Transcribe every entry word for word. Skip the pictures.

→ **Records supplied**:

========

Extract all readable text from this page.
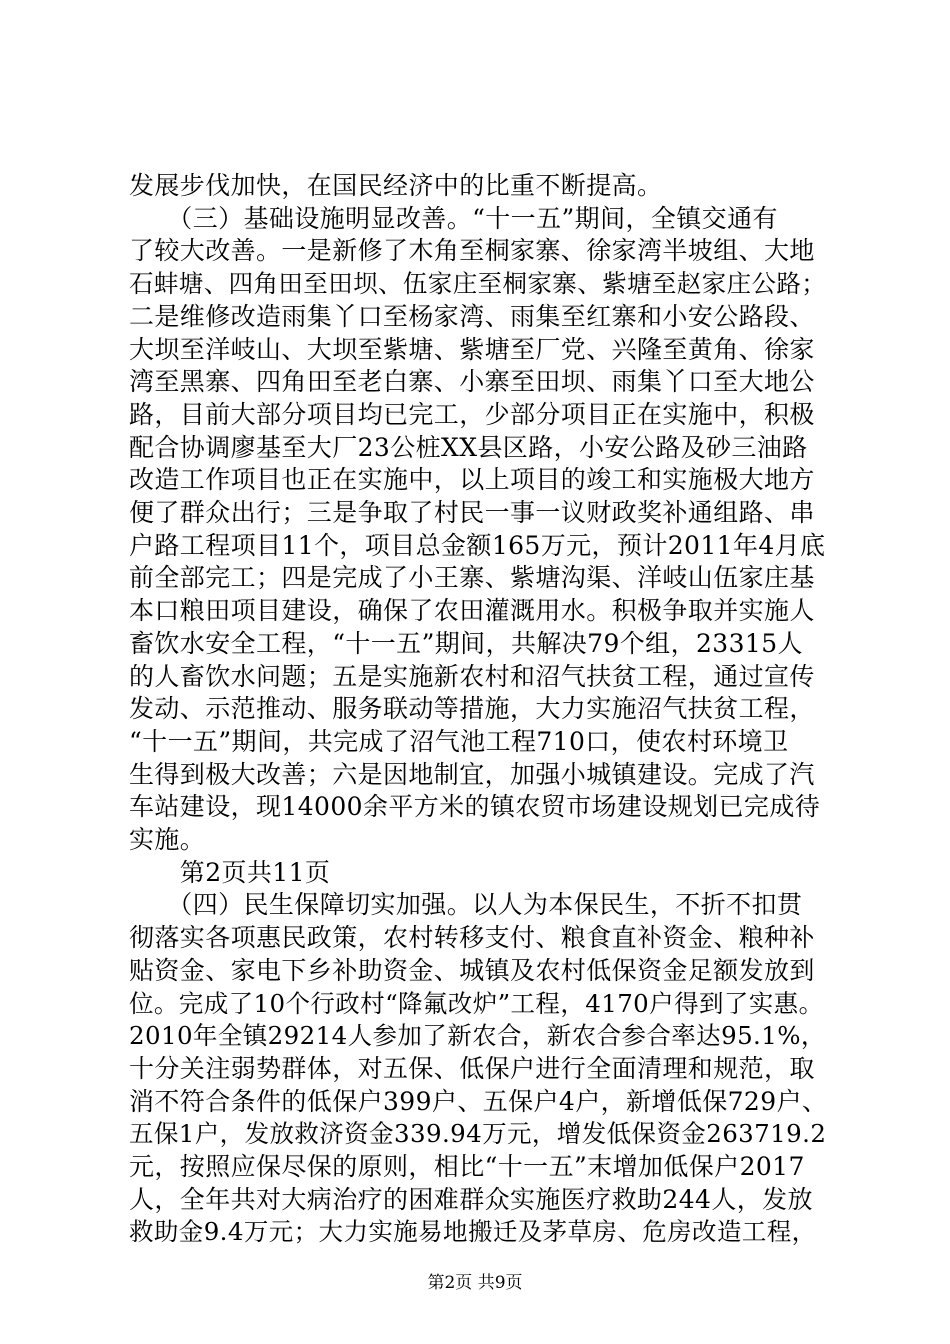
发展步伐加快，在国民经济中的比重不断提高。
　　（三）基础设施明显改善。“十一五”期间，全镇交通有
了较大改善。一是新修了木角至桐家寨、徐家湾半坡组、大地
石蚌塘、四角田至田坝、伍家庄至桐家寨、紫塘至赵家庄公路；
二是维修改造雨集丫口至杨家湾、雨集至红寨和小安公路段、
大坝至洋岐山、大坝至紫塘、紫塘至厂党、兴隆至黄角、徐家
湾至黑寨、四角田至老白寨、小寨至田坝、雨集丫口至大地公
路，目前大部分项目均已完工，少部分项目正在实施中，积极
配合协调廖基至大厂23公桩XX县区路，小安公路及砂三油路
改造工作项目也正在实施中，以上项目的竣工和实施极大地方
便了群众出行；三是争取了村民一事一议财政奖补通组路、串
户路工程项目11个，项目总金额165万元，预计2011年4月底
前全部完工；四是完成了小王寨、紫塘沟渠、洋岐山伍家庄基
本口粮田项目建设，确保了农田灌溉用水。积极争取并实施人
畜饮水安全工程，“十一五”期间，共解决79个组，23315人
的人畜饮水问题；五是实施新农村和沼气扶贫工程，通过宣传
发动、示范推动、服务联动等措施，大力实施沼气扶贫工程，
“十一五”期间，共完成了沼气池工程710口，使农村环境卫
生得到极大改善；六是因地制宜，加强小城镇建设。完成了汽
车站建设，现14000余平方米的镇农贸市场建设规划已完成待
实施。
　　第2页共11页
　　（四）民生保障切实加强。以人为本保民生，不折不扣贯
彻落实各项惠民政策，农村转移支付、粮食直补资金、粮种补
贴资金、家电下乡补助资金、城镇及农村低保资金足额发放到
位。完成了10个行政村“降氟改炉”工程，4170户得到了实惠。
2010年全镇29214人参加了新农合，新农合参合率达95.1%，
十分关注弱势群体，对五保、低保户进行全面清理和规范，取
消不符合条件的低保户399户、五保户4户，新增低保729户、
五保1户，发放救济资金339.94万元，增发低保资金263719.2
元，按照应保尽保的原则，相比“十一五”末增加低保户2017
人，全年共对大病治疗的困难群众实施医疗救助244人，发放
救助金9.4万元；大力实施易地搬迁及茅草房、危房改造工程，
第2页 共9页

========

→ **Written answer**:
Extract all readable text from this page.
发展步伐加快，在国民经济中的比重不断提高。
　　（三）基础设施明显改善。“十一五”期间，全镇交通有
了较大改善。一是新修了木角至桐家寨、徐家湾半坡组、大地
石蚌塘、四角田至田坝、伍家庄至桐家寨、紫塘至赵家庄公路；
二是维修改造雨集丫口至杨家湾、雨集至红寨和小安公路段、
大坝至洋岐山、大坝至紫塘、紫塘至厂党、兴隆至黄角、徐家
湾至黑寨、四角田至老白寨、小寨至田坝、雨集丫口至大地公
路，目前大部分项目均已完工，少部分项目正在实施中，积极
配合协调廖基至大厂23公桩XX县区路，小安公路及砂三油路
改造工作项目也正在实施中，以上项目的竣工和实施极大地方
便了群众出行；三是争取了村民一事一议财政奖补通组路、串
户路工程项目11个，项目总金额165万元，预计2011年4月底
前全部完工；四是完成了小王寨、紫塘沟渠、洋岐山伍家庄基
本口粮田项目建设，确保了农田灌溉用水。积极争取并实施人
畜饮水安全工程，“十一五”期间，共解决79个组，23315人
的人畜饮水问题；五是实施新农村和沼气扶贫工程，通过宣传
发动、示范推动、服务联动等措施，大力实施沼气扶贫工程，
“十一五”期间，共完成了沼气池工程710口，使农村环境卫
生得到极大改善；六是因地制宜，加强小城镇建设。完成了汽
车站建设，现14000余平方米的镇农贸市场建设规划已完成待
实施。
　　第2页共11页
　　（四）民生保障切实加强。以人为本保民生，不折不扣贯
彻落实各项惠民政策，农村转移支付、粮食直补资金、粮种补
贴资金、家电下乡补助资金、城镇及农村低保资金足额发放到
位。完成了10个行政村“降氟改炉”工程，4170户得到了实惠。
2010年全镇29214人参加了新农合，新农合参合率达95.1%，
十分关注弱势群体，对五保、低保户进行全面清理和规范，取
消不符合条件的低保户399户、五保户4户，新增低保729户、
五保1户，发放救济资金339.94万元，增发低保资金263719.2
元，按照应保尽保的原则，相比“十一五”末增加低保户2017
人，全年共对大病治疗的困难群众实施医疗救助244人，发放
救助金9.4万元；大力实施易地搬迁及茅草房、危房改造工程，
第2页 共9页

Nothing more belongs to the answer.